I’ve never met a wolf close up, and I’m not sure if I would want to, but I’ve always been fascinated by these apex predators that live in our midst.

They are very intelligent, sociable and live in family groups, much like humans.

They were, and still are, revered by First Nations and thrived alongside them for thousands of years before Europeans showed up on these shores and determined that wolves were vermin that preyed on their flocks and should be eradicated.

Within just a couple of hundreds years, if not less, Europeans had cleared wolves from much of North America, leaving them to the more undeveloped fringes of the continent to eke out a survival.

But I find it disturbing that humans are still slaughtering these magnificent creatures by the hundreds, even in the deep wilderness of northern B.C. and Alberta.

It seems that wildlife scientists have determined that wolf predation was the cause of a drop in caribou populations by about a third in that area between 1991 and 2023.

The scientists concluded that logging and mining activities had created roads into heavily forested areas that are frequented by caribou and where predators had a hard time accessing and hunting, but the roads mean those areas are now open to wolves, leaving the caribou herds more vulnerable.

So, despite that fact that the problem was caused by human intervention, the solution was to introduce a wolf cull that has already wiped out hundreds of wolves in northern B.C. and Alberta, and the policy is expected to go on for decades now that the evidence appears to show that the caribou herds are rebounding as a result.

But, despite the apparent success in the wolf cull in rebuilding caribou herds, one has to wonder if other factors are at play as well and that wolves, once again, are taking a disproportionate amount of the blame.

I recently read a report on the Canadian gray wolves that were reintroduced to Yellowstone Park in the U.S. in 1996 in an effort to balance out that area’s natural order of predators and prey after they were wiped out a hundred years before as part of the human purge of the species.

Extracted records
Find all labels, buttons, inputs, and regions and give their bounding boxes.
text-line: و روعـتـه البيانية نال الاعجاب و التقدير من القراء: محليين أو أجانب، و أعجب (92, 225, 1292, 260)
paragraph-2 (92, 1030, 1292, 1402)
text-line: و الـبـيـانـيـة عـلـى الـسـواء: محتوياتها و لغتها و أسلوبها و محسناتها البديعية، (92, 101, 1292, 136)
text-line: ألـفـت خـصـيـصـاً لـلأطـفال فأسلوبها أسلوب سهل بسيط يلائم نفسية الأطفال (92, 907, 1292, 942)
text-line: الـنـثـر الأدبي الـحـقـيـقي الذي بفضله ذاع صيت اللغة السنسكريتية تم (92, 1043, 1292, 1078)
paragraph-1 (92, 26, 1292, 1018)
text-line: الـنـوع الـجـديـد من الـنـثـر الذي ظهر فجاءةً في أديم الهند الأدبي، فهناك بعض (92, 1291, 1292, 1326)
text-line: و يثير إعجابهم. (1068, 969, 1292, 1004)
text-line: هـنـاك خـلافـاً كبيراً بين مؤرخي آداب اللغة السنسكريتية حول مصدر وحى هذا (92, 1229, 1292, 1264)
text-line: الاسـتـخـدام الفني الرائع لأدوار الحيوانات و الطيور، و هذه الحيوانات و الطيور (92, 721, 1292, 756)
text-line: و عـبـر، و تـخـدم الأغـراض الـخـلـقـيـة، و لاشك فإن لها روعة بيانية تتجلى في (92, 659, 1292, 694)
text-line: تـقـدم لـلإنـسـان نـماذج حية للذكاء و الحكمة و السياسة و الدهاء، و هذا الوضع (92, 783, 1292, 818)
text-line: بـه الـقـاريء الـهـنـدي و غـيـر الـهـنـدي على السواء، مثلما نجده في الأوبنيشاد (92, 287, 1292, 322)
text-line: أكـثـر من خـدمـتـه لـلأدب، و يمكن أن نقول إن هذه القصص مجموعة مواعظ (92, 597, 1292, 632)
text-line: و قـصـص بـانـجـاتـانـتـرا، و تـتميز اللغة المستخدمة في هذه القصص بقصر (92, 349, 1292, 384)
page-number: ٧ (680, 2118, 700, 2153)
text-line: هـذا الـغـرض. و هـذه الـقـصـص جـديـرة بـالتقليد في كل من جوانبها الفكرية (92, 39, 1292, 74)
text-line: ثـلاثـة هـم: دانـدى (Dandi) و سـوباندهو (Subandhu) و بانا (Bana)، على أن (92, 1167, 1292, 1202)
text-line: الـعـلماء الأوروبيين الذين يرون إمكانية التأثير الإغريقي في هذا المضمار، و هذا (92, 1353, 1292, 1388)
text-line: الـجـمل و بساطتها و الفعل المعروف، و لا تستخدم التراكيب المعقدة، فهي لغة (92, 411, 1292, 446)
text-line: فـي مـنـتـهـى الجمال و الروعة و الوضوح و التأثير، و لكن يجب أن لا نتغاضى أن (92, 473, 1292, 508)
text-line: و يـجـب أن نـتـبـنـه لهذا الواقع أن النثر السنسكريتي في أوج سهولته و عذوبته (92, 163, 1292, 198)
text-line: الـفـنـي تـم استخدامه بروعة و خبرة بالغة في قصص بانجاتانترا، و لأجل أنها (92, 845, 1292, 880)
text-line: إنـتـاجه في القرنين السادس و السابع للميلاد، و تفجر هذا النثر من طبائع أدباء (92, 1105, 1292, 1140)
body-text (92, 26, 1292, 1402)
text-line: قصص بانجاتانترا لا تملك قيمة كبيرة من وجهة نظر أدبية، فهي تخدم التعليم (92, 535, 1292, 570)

## PROBLEM SET
**1)** Return everything in the wolf passage from "Within just a" down to "herds more vulnerable.", word for word.
**2)** Retype the rows exactly, everything from the start of the rows down to the line containing "text-line: و يـجـب", with both ends included.
The wolf passage and the rows come from unrelated sources.

## SOLUTION LIST
**1)**
Within just a couple of hundreds years, if not less, Europeans had cleared wolves from much of North America, leaving them to the more undeveloped fringes of the continent to eke out a survival.

But I find it disturbing that humans are still slaughtering these magnificent creatures by the hundreds, even in the deep wilderness of northern B.C. and Alberta.

It seems that wildlife scientists have determined that wolf predation was the cause of a drop in caribou populations by about a third in that area between 1991 and 2023.

The scientists concluded that logging and mining activities had created roads into heavily forested areas that are frequented by caribou and where predators had a hard time accessing and hunting, but the roads mean those areas are now open to wolves, leaving the caribou herds more vulnerable.

**2)**
Find all labels, buttons, inputs, and regions and give their bounding boxes.
text-line: و روعـتـه البيانية نال الاعجاب و التقدير من القراء: محليين أو أجانب، و أعجب (92, 225, 1292, 260)
paragraph-2 (92, 1030, 1292, 1402)
text-line: و الـبـيـانـيـة عـلـى الـسـواء: محتوياتها و لغتها و أسلوبها و محسناتها البديعية، (92, 101, 1292, 136)
text-line: ألـفـت خـصـيـصـاً لـلأطـفال فأسلوبها أسلوب سهل بسيط يلائم نفسية الأطفال (92, 907, 1292, 942)
text-line: الـنـثـر الأدبي الـحـقـيـقي الذي بفضله ذاع صيت اللغة السنسكريتية تم (92, 1043, 1292, 1078)
paragraph-1 (92, 26, 1292, 1018)
text-line: الـنـوع الـجـديـد من الـنـثـر الذي ظهر فجاءةً في أديم الهند الأدبي، فهناك بعض (92, 1291, 1292, 1326)
text-line: و يثير إعجابهم. (1068, 969, 1292, 1004)
text-line: هـنـاك خـلافـاً كبيراً بين مؤرخي آداب اللغة السنسكريتية حول مصدر وحى هذا (92, 1229, 1292, 1264)
text-line: الاسـتـخـدام الفني الرائع لأدوار الحيوانات و الطيور، و هذه الحيوانات و الطيور (92, 721, 1292, 756)
text-line: و عـبـر، و تـخـدم الأغـراض الـخـلـقـيـة، و لاشك فإن لها روعة بيانية تتجلى في (92, 659, 1292, 694)
text-line: تـقـدم لـلإنـسـان نـماذج حية للذكاء و الحكمة و السياسة و الدهاء، و هذا الوضع (92, 783, 1292, 818)
text-line: بـه الـقـاريء الـهـنـدي و غـيـر الـهـنـدي على السواء، مثلما نجده في الأوبنيشاد (92, 287, 1292, 322)
text-line: أكـثـر من خـدمـتـه لـلأدب، و يمكن أن نقول إن هذه القصص مجموعة مواعظ (92, 597, 1292, 632)
text-line: و قـصـص بـانـجـاتـانـتـرا، و تـتميز اللغة المستخدمة في هذه القصص بقصر (92, 349, 1292, 384)
page-number: ٧ (680, 2118, 700, 2153)
text-line: هـذا الـغـرض. و هـذه الـقـصـص جـديـرة بـالتقليد في كل من جوانبها الفكرية (92, 39, 1292, 74)
text-line: ثـلاثـة هـم: دانـدى (Dandi) و سـوباندهو (Subandhu) و بانا (Bana)، على أن (92, 1167, 1292, 1202)
text-line: الـعـلماء الأوروبيين الذين يرون إمكانية التأثير الإغريقي في هذا المضمار، و هذا (92, 1353, 1292, 1388)
text-line: الـجـمل و بساطتها و الفعل المعروف، و لا تستخدم التراكيب المعقدة، فهي لغة (92, 411, 1292, 446)
text-line: فـي مـنـتـهـى الجمال و الروعة و الوضوح و التأثير، و لكن يجب أن لا نتغاضى أن (92, 473, 1292, 508)
text-line: و يـجـب أن نـتـبـنـه لهذا الواقع أن النثر السنسكريتي في أوج سهولته و عذوبته (92, 163, 1292, 198)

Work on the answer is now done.